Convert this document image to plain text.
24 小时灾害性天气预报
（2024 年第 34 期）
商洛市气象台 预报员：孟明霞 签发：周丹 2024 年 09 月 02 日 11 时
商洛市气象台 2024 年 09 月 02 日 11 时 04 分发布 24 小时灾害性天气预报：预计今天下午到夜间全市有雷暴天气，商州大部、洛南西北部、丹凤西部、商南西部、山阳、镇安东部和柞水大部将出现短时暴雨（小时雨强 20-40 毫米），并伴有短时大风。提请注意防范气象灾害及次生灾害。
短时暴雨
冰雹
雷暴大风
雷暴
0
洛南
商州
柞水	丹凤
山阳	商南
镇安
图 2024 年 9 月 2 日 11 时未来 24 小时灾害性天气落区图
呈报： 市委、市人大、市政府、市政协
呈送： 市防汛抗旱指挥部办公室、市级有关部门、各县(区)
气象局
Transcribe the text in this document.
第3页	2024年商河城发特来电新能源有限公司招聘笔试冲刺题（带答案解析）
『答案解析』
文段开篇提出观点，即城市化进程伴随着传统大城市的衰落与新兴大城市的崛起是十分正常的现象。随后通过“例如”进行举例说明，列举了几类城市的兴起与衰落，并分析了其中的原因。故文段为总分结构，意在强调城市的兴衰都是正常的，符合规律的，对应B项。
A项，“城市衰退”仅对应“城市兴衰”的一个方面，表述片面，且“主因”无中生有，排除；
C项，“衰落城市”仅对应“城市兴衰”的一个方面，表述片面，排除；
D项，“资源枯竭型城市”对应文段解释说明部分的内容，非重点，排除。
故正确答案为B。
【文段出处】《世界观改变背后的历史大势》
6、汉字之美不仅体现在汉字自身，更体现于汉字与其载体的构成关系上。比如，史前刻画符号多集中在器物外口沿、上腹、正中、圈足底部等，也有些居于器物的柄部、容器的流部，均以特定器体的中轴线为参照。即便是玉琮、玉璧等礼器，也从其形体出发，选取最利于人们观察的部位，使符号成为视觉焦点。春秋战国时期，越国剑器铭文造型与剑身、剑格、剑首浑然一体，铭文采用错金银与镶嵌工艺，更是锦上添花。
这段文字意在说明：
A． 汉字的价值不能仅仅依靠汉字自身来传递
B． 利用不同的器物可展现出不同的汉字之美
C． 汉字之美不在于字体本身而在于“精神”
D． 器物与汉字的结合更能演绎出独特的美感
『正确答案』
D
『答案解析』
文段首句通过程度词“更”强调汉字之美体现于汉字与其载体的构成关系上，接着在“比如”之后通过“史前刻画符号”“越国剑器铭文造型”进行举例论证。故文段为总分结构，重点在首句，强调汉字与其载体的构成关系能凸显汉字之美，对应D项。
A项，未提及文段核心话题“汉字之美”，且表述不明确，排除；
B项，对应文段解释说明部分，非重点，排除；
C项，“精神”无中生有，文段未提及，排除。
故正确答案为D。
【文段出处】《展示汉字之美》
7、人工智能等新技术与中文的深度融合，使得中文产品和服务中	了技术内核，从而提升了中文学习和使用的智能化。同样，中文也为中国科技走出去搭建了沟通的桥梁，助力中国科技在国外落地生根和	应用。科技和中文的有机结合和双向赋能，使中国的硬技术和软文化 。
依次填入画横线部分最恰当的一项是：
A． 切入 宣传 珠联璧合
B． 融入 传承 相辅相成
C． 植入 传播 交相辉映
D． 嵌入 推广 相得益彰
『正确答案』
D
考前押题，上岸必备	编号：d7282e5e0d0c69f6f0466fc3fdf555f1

☆ ☆ ☆ ☆ ☆ ☆ ☆

Task goal: Output each record exactly, leaving nothing out.

Worked answer:
Convert this document image to plain text.
24 小时灾害性天气预报
（2024 年第 34 期）
商洛市气象台 预报员：孟明霞 签发：周丹 2024 年 09 月 02 日 11 时
商洛市气象台 2024 年 09 月 02 日 11 时 04 分发布 24 小时灾害性天气预报：预计今天下午到夜间全市有雷暴天气，商州大部、洛南西北部、丹凤西部、商南西部、山阳、镇安东部和柞水大部将出现短时暴雨（小时雨强 20-40 毫米），并伴有短时大风。提请注意防范气象灾害及次生灾害。
短时暴雨
冰雹
雷暴大风
雷暴
0
洛南
商州
柞水	丹凤
山阳	商南
镇安
图 2024 年 9 月 2 日 11 时未来 24 小时灾害性天气落区图
呈报： 市委、市人大、市政府、市政协
呈送： 市防汛抗旱指挥部办公室、市级有关部门、各县(区)
气象局
Transcribe the text in this document.
第3页	2024年商河城发特来电新能源有限公司招聘笔试冲刺题（带答案解析）
『答案解析』
文段开篇提出观点，即城市化进程伴随着传统大城市的衰落与新兴大城市的崛起是十分正常的现象。随后通过“例如”进行举例说明，列举了几类城市的兴起与衰落，并分析了其中的原因。故文段为总分结构，意在强调城市的兴衰都是正常的，符合规律的，对应B项。
A项，“城市衰退”仅对应“城市兴衰”的一个方面，表述片面，且“主因”无中生有，排除；
C项，“衰落城市”仅对应“城市兴衰”的一个方面，表述片面，排除；
D项，“资源枯竭型城市”对应文段解释说明部分的内容，非重点，排除。
故正确答案为B。
【文段出处】《世界观改变背后的历史大势》
6、汉字之美不仅体现在汉字自身，更体现于汉字与其载体的构成关系上。比如，史前刻画符号多集中在器物外口沿、上腹、正中、圈足底部等，也有些居于器物的柄部、容器的流部，均以特定器体的中轴线为参照。即便是玉琮、玉璧等礼器，也从其形体出发，选取最利于人们观察的部位，使符号成为视觉焦点。春秋战国时期，越国剑器铭文造型与剑身、剑格、剑首浑然一体，铭文采用错金银与镶嵌工艺，更是锦上添花。
这段文字意在说明：
A． 汉字的价值不能仅仅依靠汉字自身来传递
B． 利用不同的器物可展现出不同的汉字之美
C． 汉字之美不在于字体本身而在于“精神”
D． 器物与汉字的结合更能演绎出独特的美感
『正确答案』
D
『答案解析』
文段首句通过程度词“更”强调汉字之美体现于汉字与其载体的构成关系上，接着在“比如”之后通过“史前刻画符号”“越国剑器铭文造型”进行举例论证。故文段为总分结构，重点在首句，强调汉字与其载体的构成关系能凸显汉字之美，对应D项。
A项，未提及文段核心话题“汉字之美”，且表述不明确，排除；
B项，对应文段解释说明部分，非重点，排除；
C项，“精神”无中生有，文段未提及，排除。
故正确答案为D。
【文段出处】《展示汉字之美》
7、人工智能等新技术与中文的深度融合，使得中文产品和服务中	了技术内核，从而提升了中文学习和使用的智能化。同样，中文也为中国科技走出去搭建了沟通的桥梁，助力中国科技在国外落地生根和	应用。科技和中文的有机结合和双向赋能，使中国的硬技术和软文化 。
依次填入画横线部分最恰当的一项是：
A． 切入 宣传 珠联璧合
B． 融入 传承 相辅相成
C． 植入 传播 交相辉映
D． 嵌入 推广 相得益彰
『正确答案』
D
考前押题，上岸必备	编号：d7282e5e0d0c69f6f0466fc3fdf555f1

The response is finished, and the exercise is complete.